The request:
Provide an exact reproduction of every entry.
* * * * *
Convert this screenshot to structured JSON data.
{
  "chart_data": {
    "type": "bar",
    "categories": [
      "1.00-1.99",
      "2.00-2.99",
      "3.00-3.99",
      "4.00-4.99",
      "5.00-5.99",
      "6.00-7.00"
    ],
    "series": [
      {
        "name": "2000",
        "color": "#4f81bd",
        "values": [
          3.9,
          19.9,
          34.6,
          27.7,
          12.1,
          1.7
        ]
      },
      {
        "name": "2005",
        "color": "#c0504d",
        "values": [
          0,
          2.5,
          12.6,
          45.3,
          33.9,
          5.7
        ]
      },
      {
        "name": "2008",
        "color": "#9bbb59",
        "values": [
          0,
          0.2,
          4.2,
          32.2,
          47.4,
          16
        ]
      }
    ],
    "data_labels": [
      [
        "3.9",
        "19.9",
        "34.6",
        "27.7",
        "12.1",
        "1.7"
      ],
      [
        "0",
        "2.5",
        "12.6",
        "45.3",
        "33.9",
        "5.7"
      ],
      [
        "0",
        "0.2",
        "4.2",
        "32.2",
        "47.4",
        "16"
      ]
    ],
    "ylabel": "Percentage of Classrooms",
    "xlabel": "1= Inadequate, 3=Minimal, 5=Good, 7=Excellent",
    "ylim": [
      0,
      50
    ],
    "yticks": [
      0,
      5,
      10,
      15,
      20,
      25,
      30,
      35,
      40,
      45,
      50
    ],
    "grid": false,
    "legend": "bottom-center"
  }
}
* * * * *
In response:
Convert this screenshot to structured JSON data.
{
  "chart_data": {
    "type": "bar",
    "categories": [
      "1.00-1.99",
      "2.00-2.99",
      "3.00-3.99",
      "4.00-4.99",
      "5.00-5.99",
      "6.00-7.00"
    ],
    "series": [
      {
        "name": "2000",
        "color": "#4f81bd",
        "values": [
          3.9,
          19.9,
          34.6,
          27.7,
          12.1,
          1.7
        ]
      },
      {
        "name": "2005",
        "color": "#c0504d",
        "values": [
          0,
          2.5,
          12.6,
          45.3,
          33.9,
          5.7
        ]
      },
      {
        "name": "2008",
        "color": "#9bbb59",
        "values": [
          0,
          0.2,
          4.2,
          32.2,
          47.4,
          16
        ]
      }
    ],
    "data_labels": [
      [
        "3.9",
        "19.9",
        "34.6",
        "27.7",
        "12.1",
        "1.7"
      ],
      [
        "0",
        "2.5",
        "12.6",
        "45.3",
        "33.9",
        "5.7"
      ],
      [
        "0",
        "0.2",
        "4.2",
        "32.2",
        "47.4",
        "16"
      ]
    ],
    "ylabel": "Percentage of Classrooms",
    "xlabel": "1= Inadequate, 3=Minimal, 5=Good, 7=Excellent",
    "ylim": [
      0,
      50
    ],
    "yticks": [
      0,
      5,
      10,
      15,
      20,
      25,
      30,
      35,
      40,
      45,
      50
    ],
    "grid": false,
    "legend": "bottom-center"
  }
}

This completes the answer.